Dataset listings of figures
§ §
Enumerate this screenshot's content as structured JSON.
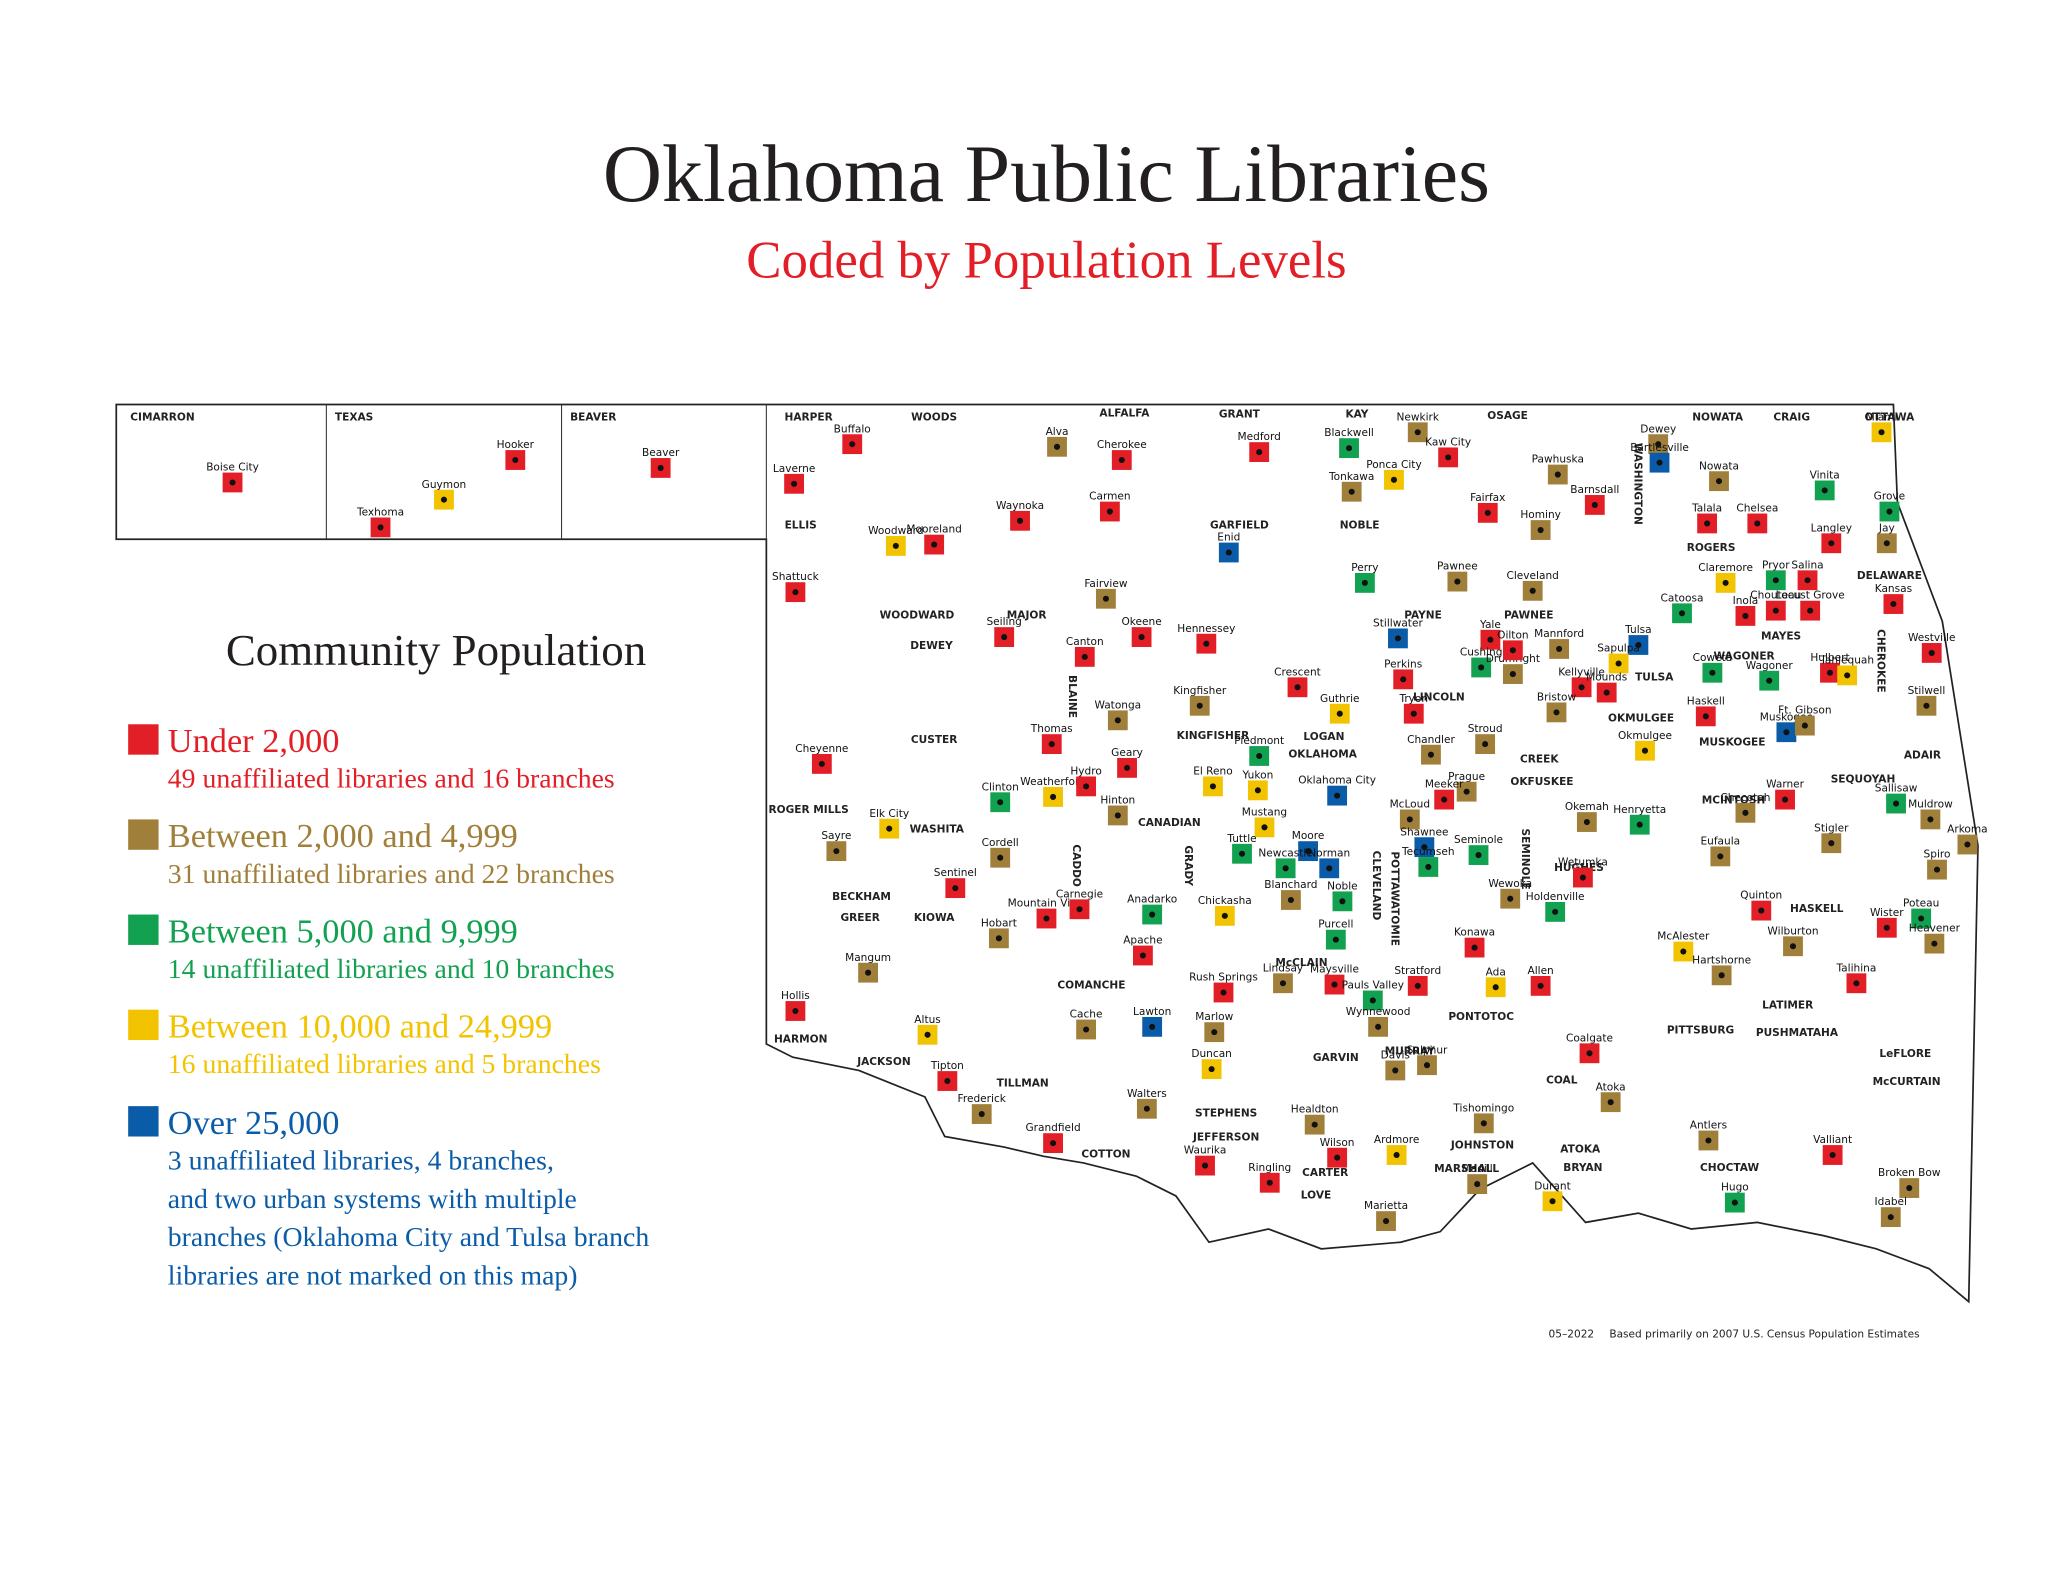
{
  "title": "Oklahoma Public Libraries",
  "subtitle": "Coded by Population Levels",
  "legend": {
    "title": "Community Population",
    "items": [
      {
        "label": "Under 2,000",
        "note": [
          "49 unaffiliated libraries and 16 branches"
        ],
        "color": "#e21e26"
      },
      {
        "label": "Between 2,000 and 4,999",
        "note": [
          "31 unaffiliated libraries and 22 branches"
        ],
        "color": "#a07f3a"
      },
      {
        "label": "Between 5,000 and 9,999",
        "note": [
          "14 unaffiliated libraries and 10 branches"
        ],
        "color": "#12a150"
      },
      {
        "label": "Between 10,000 and 24,999",
        "note": [
          "16 unaffiliated libraries and 5 branches"
        ],
        "color": "#f2c300"
      },
      {
        "label": "Over 25,000",
        "note": [
          "3 unaffiliated libraries, 4 branches,",
          "and two urban systems with multiple",
          "branches (Oklahoma City and Tulsa branch",
          "libraries are not marked on this map)"
        ],
        "color": "#0b5ca8"
      }
    ]
  },
  "counties": [
    "CIMARRON",
    "TEXAS",
    "BEAVER",
    "HARPER",
    "WOODS",
    "ALFALFA",
    "GRANT",
    "KAY",
    "OSAGE",
    "WASHINGTON",
    "NOWATA",
    "CRAIG",
    "OTTAWA",
    "ELLIS",
    "WOODWARD",
    "MAJOR",
    "GARFIELD",
    "NOBLE",
    "ROGERS",
    "DELAWARE",
    "PAYNE",
    "PAWNEE",
    "MAYES",
    "DEWEY",
    "BLAINE",
    "KINGFISHER",
    "LOGAN",
    "LINCOLN",
    "TULSA",
    "WAGONER",
    "CHEROKEE",
    "CREEK",
    "OKMULGEE",
    "MUSKOGEE",
    "ADAIR",
    "CUSTER",
    "OKLAHOMA",
    "OKFUSKEE",
    "SEQUOYAH",
    "ROGER MILLS",
    "WASHITA",
    "CANADIAN",
    "MCINTOSH",
    "CADDO",
    "GRADY",
    "CLEVELAND",
    "POTTAWATOMIE",
    "SEMINOLE",
    "HUGHES",
    "BECKHAM",
    "GREER",
    "KIOWA",
    "HASKELL",
    "McCLAIN",
    "COMANCHE",
    "PONTOTOC",
    "LATIMER",
    "PITTSBURG",
    "PUSHMATAHA",
    "HARMON",
    "JACKSON",
    "LeFLORE",
    "GARVIN",
    "MURRAY",
    "TILLMAN",
    "COAL",
    "McCURTAIN",
    "STEPHENS",
    "JEFFERSON",
    "JOHNSTON",
    "COTTON",
    "ATOKA",
    "CARTER",
    "MARSHALL",
    "BRYAN",
    "CHOCTAW",
    "LOVE"
  ],
  "libraries": [
    {
      "name": "Boise City",
      "level": 0
    },
    {
      "name": "Hooker",
      "level": 0
    },
    {
      "name": "Guymon",
      "level": 3
    },
    {
      "name": "Texhoma",
      "level": 0
    },
    {
      "name": "Beaver",
      "level": 0
    },
    {
      "name": "Buffalo",
      "level": 0
    },
    {
      "name": "Laverne",
      "level": 0
    },
    {
      "name": "Alva",
      "level": 1
    },
    {
      "name": "Cherokee",
      "level": 0
    },
    {
      "name": "Carmen",
      "level": 0
    },
    {
      "name": "Medford",
      "level": 0
    },
    {
      "name": "Blackwell",
      "level": 2
    },
    {
      "name": "Newkirk",
      "level": 1
    },
    {
      "name": "Kaw City",
      "level": 0
    },
    {
      "name": "Ponca City",
      "level": 3
    },
    {
      "name": "Tonkawa",
      "level": 1
    },
    {
      "name": "Pawhuska",
      "level": 1
    },
    {
      "name": "Barnsdall",
      "level": 0
    },
    {
      "name": "Fairfax",
      "level": 0
    },
    {
      "name": "Hominy",
      "level": 1
    },
    {
      "name": "Dewey",
      "level": 1
    },
    {
      "name": "Bartlesville",
      "level": 4
    },
    {
      "name": "Nowata",
      "level": 1
    },
    {
      "name": "Vinita",
      "level": 2
    },
    {
      "name": "Miami",
      "level": 3
    },
    {
      "name": "Grove",
      "level": 2
    },
    {
      "name": "Jay",
      "level": 1
    },
    {
      "name": "Talala",
      "level": 0
    },
    {
      "name": "Chelsea",
      "level": 0
    },
    {
      "name": "Langley",
      "level": 0
    },
    {
      "name": "Claremore",
      "level": 3
    },
    {
      "name": "Pryor",
      "level": 2
    },
    {
      "name": "Salina",
      "level": 0
    },
    {
      "name": "Chouteau",
      "level": 0
    },
    {
      "name": "Locust Grove",
      "level": 0
    },
    {
      "name": "Inola",
      "level": 0
    },
    {
      "name": "Catoosa",
      "level": 2
    },
    {
      "name": "Kansas",
      "level": 0
    },
    {
      "name": "Woodward",
      "level": 3
    },
    {
      "name": "Mooreland",
      "level": 0
    },
    {
      "name": "Waynoka",
      "level": 0
    },
    {
      "name": "Shattuck",
      "level": 0
    },
    {
      "name": "Enid",
      "level": 4
    },
    {
      "name": "Fairview",
      "level": 1
    },
    {
      "name": "Perry",
      "level": 2
    },
    {
      "name": "Pawnee",
      "level": 1
    },
    {
      "name": "Cleveland",
      "level": 1
    },
    {
      "name": "Stillwater",
      "level": 4
    },
    {
      "name": "Yale",
      "level": 0
    },
    {
      "name": "Mannford",
      "level": 1
    },
    {
      "name": "Tulsa",
      "level": 4
    },
    {
      "name": "Okeene",
      "level": 0
    },
    {
      "name": "Seiling",
      "level": 0
    },
    {
      "name": "Hennessey",
      "level": 0
    },
    {
      "name": "Canton",
      "level": 0
    },
    {
      "name": "Perkins",
      "level": 0
    },
    {
      "name": "Cushing",
      "level": 2
    },
    {
      "name": "Drumright",
      "level": 1
    },
    {
      "name": "Oilton",
      "level": 0
    },
    {
      "name": "Sapulpa",
      "level": 3
    },
    {
      "name": "Kellyville",
      "level": 0
    },
    {
      "name": "Mounds",
      "level": 0
    },
    {
      "name": "Coweta",
      "level": 2
    },
    {
      "name": "Wagoner",
      "level": 2
    },
    {
      "name": "Hulbert",
      "level": 0
    },
    {
      "name": "Tahlequah",
      "level": 3
    },
    {
      "name": "Westville",
      "level": 0
    },
    {
      "name": "Stilwell",
      "level": 1
    },
    {
      "name": "Kingfisher",
      "level": 1
    },
    {
      "name": "Watonga",
      "level": 1
    },
    {
      "name": "Crescent",
      "level": 0
    },
    {
      "name": "Guthrie",
      "level": 3
    },
    {
      "name": "Tryon",
      "level": 0
    },
    {
      "name": "Bristow",
      "level": 1
    },
    {
      "name": "Haskell",
      "level": 0
    },
    {
      "name": "Okmulgee",
      "level": 3
    },
    {
      "name": "Muskogee",
      "level": 4
    },
    {
      "name": "Ft. Gibson",
      "level": 1
    },
    {
      "name": "Cheyenne",
      "level": 0
    },
    {
      "name": "Thomas",
      "level": 0
    },
    {
      "name": "Geary",
      "level": 0
    },
    {
      "name": "Piedmont",
      "level": 2
    },
    {
      "name": "Yukon",
      "level": 3
    },
    {
      "name": "Stroud",
      "level": 1
    },
    {
      "name": "Chandler",
      "level": 1
    },
    {
      "name": "Prague",
      "level": 1
    },
    {
      "name": "Weatherford",
      "level": 3
    },
    {
      "name": "Clinton",
      "level": 2
    },
    {
      "name": "Hydro",
      "level": 0
    },
    {
      "name": "El Reno",
      "level": 3
    },
    {
      "name": "Oklahoma City",
      "level": 4
    },
    {
      "name": "Meeker",
      "level": 0
    },
    {
      "name": "Hinton",
      "level": 1
    },
    {
      "name": "Mustang",
      "level": 3
    },
    {
      "name": "McLoud",
      "level": 1
    },
    {
      "name": "Warner",
      "level": 0
    },
    {
      "name": "Sallisaw",
      "level": 2
    },
    {
      "name": "Muldrow",
      "level": 1
    },
    {
      "name": "Arkoma",
      "level": 1
    },
    {
      "name": "Elk City",
      "level": 3
    },
    {
      "name": "Sayre",
      "level": 1
    },
    {
      "name": "Henryetta",
      "level": 2
    },
    {
      "name": "Okemah",
      "level": 1
    },
    {
      "name": "Checotah",
      "level": 1
    },
    {
      "name": "Cordell",
      "level": 1
    },
    {
      "name": "Tuttle",
      "level": 2
    },
    {
      "name": "Moore",
      "level": 4
    },
    {
      "name": "Newcastle",
      "level": 2
    },
    {
      "name": "Norman",
      "level": 4
    },
    {
      "name": "Shawnee",
      "level": 4
    },
    {
      "name": "Tecumseh",
      "level": 2
    },
    {
      "name": "Seminole",
      "level": 2
    },
    {
      "name": "Eufaula",
      "level": 1
    },
    {
      "name": "Stigler",
      "level": 1
    },
    {
      "name": "Spiro",
      "level": 1
    },
    {
      "name": "Sentinel",
      "level": 0
    },
    {
      "name": "Wetumka",
      "level": 0
    },
    {
      "name": "Blanchard",
      "level": 1
    },
    {
      "name": "Noble",
      "level": 2
    },
    {
      "name": "Wewoka",
      "level": 1
    },
    {
      "name": "Holdenville",
      "level": 2
    },
    {
      "name": "Mountain View",
      "level": 0
    },
    {
      "name": "Carnegie",
      "level": 0
    },
    {
      "name": "Anadarko",
      "level": 2
    },
    {
      "name": "Chickasha",
      "level": 3
    },
    {
      "name": "Quinton",
      "level": 0
    },
    {
      "name": "Poteau",
      "level": 2
    },
    {
      "name": "Wister",
      "level": 0
    },
    {
      "name": "Purcell",
      "level": 2
    },
    {
      "name": "Konawa",
      "level": 0
    },
    {
      "name": "Hobart",
      "level": 1
    },
    {
      "name": "Apache",
      "level": 0
    },
    {
      "name": "McAlester",
      "level": 3
    },
    {
      "name": "Wilburton",
      "level": 1
    },
    {
      "name": "Heavener",
      "level": 1
    },
    {
      "name": "Mangum",
      "level": 1
    },
    {
      "name": "Hartshorne",
      "level": 1
    },
    {
      "name": "Allen",
      "level": 0
    },
    {
      "name": "Lindsay",
      "level": 1
    },
    {
      "name": "Maysville",
      "level": 0
    },
    {
      "name": "Rush Springs",
      "level": 0
    },
    {
      "name": "Pauls Valley",
      "level": 2
    },
    {
      "name": "Stratford",
      "level": 0
    },
    {
      "name": "Ada",
      "level": 3
    },
    {
      "name": "Talihina",
      "level": 0
    },
    {
      "name": "Hollis",
      "level": 0
    },
    {
      "name": "Altus",
      "level": 3
    },
    {
      "name": "Cache",
      "level": 1
    },
    {
      "name": "Lawton",
      "level": 4
    },
    {
      "name": "Marlow",
      "level": 1
    },
    {
      "name": "Wynnewood",
      "level": 1
    },
    {
      "name": "Coalgate",
      "level": 0
    },
    {
      "name": "Duncan",
      "level": 3
    },
    {
      "name": "Davis",
      "level": 1
    },
    {
      "name": "Sulphur",
      "level": 1
    },
    {
      "name": "Tipton",
      "level": 0
    },
    {
      "name": "Atoka",
      "level": 1
    },
    {
      "name": "Walters",
      "level": 1
    },
    {
      "name": "Frederick",
      "level": 1
    },
    {
      "name": "Tishomingo",
      "level": 1
    },
    {
      "name": "Healdton",
      "level": 1
    },
    {
      "name": "Grandfield",
      "level": 0
    },
    {
      "name": "Antlers",
      "level": 1
    },
    {
      "name": "Wilson",
      "level": 0
    },
    {
      "name": "Ardmore",
      "level": 3
    },
    {
      "name": "Valliant",
      "level": 0
    },
    {
      "name": "Waurika",
      "level": 0
    },
    {
      "name": "Ringling",
      "level": 0
    },
    {
      "name": "Broken Bow",
      "level": 1
    },
    {
      "name": "Madill",
      "level": 1
    },
    {
      "name": "Durant",
      "level": 3
    },
    {
      "name": "Hugo",
      "level": 2
    },
    {
      "name": "Idabel",
      "level": 1
    },
    {
      "name": "Marietta",
      "level": 1
    }
  ],
  "footnote": {
    "date": "05–2022",
    "source": "Based primarily on 2007 U.S. Census Population Estimates"
  }
}
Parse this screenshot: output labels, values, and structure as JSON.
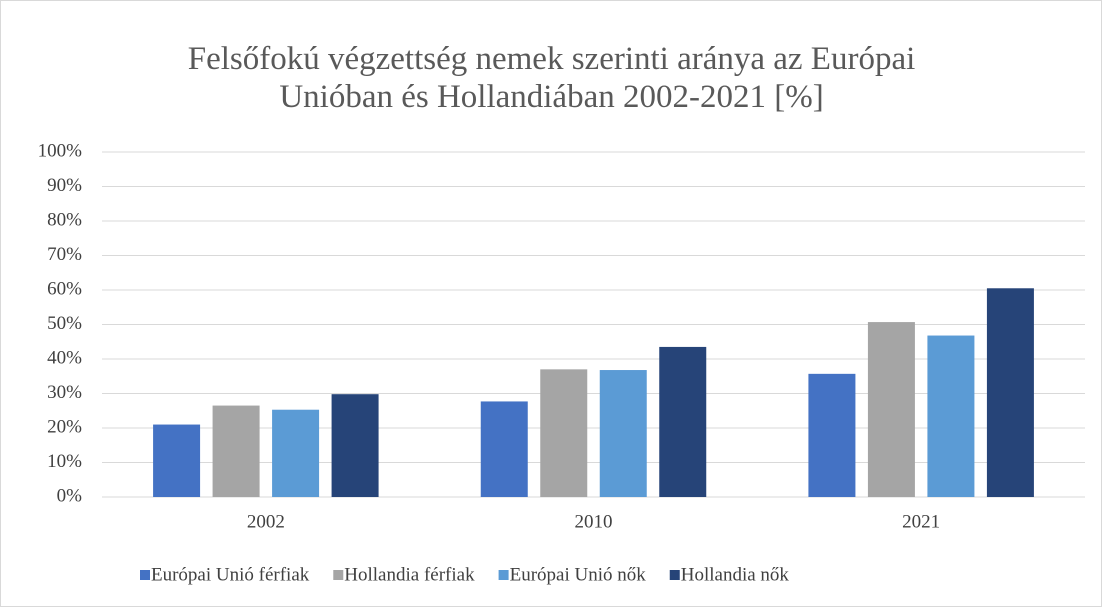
{
  "chart_data": {
    "type": "bar",
    "title": "Felsőfokú végzettség nemek szerinti aránya az Európai Unióban és Hollandiában 2002-2021 [%]",
    "categories": [
      "2002",
      "2010",
      "2021"
    ],
    "series": [
      {
        "name": "Európai Unió férfiak",
        "color": "#4472c4",
        "values": [
          21,
          27.7,
          35.7
        ]
      },
      {
        "name": "Hollandia férfiak",
        "color": "#a5a5a5",
        "values": [
          26.5,
          37,
          50.7
        ]
      },
      {
        "name": "Európai Unió nők",
        "color": "#5b9bd5",
        "values": [
          25.3,
          36.8,
          46.8
        ]
      },
      {
        "name": "Hollandia nők",
        "color": "#264478",
        "values": [
          29.8,
          43.5,
          60.5
        ]
      }
    ],
    "ylim": [
      0,
      100
    ],
    "yticks": [
      {
        "value": 0,
        "label": "0%"
      },
      {
        "value": 10,
        "label": "10%"
      },
      {
        "value": 20,
        "label": "20%"
      },
      {
        "value": 30,
        "label": "30%"
      },
      {
        "value": 40,
        "label": "40%"
      },
      {
        "value": 50,
        "label": "50%"
      },
      {
        "value": 60,
        "label": "60%"
      },
      {
        "value": 70,
        "label": "70%"
      },
      {
        "value": 80,
        "label": "80%"
      },
      {
        "value": 90,
        "label": "90%"
      },
      {
        "value": 100,
        "label": "100%"
      }
    ],
    "grid": true,
    "legend": "bottom"
  }
}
§ §
Produce an exact reproduction of the lines from the line containing "Parse this screenshot: output" through the last line of the records. Any picture is left out.

Parse this screenshot: output labels, values, and structure as JSON.
{
  "chart_data": {
    "type": "bar",
    "title": "Felsőfokú végzettség nemek szerinti aránya az Európai Unióban és Hollandiában 2002-2021 [%]",
    "categories": [
      "2002",
      "2010",
      "2021"
    ],
    "series": [
      {
        "name": "Európai Unió férfiak",
        "color": "#4472c4",
        "values": [
          21,
          27.7,
          35.7
        ]
      },
      {
        "name": "Hollandia férfiak",
        "color": "#a5a5a5",
        "values": [
          26.5,
          37,
          50.7
        ]
      },
      {
        "name": "Európai Unió nők",
        "color": "#5b9bd5",
        "values": [
          25.3,
          36.8,
          46.8
        ]
      },
      {
        "name": "Hollandia nők",
        "color": "#264478",
        "values": [
          29.8,
          43.5,
          60.5
        ]
      }
    ],
    "ylim": [
      0,
      100
    ],
    "yticks": [
      {
        "value": 0,
        "label": "0%"
      },
      {
        "value": 10,
        "label": "10%"
      },
      {
        "value": 20,
        "label": "20%"
      },
      {
        "value": 30,
        "label": "30%"
      },
      {
        "value": 40,
        "label": "40%"
      },
      {
        "value": 50,
        "label": "50%"
      },
      {
        "value": 60,
        "label": "60%"
      },
      {
        "value": 70,
        "label": "70%"
      },
      {
        "value": 80,
        "label": "80%"
      },
      {
        "value": 90,
        "label": "90%"
      },
      {
        "value": 100,
        "label": "100%"
      }
    ],
    "grid": true,
    "legend": "bottom"
  }
}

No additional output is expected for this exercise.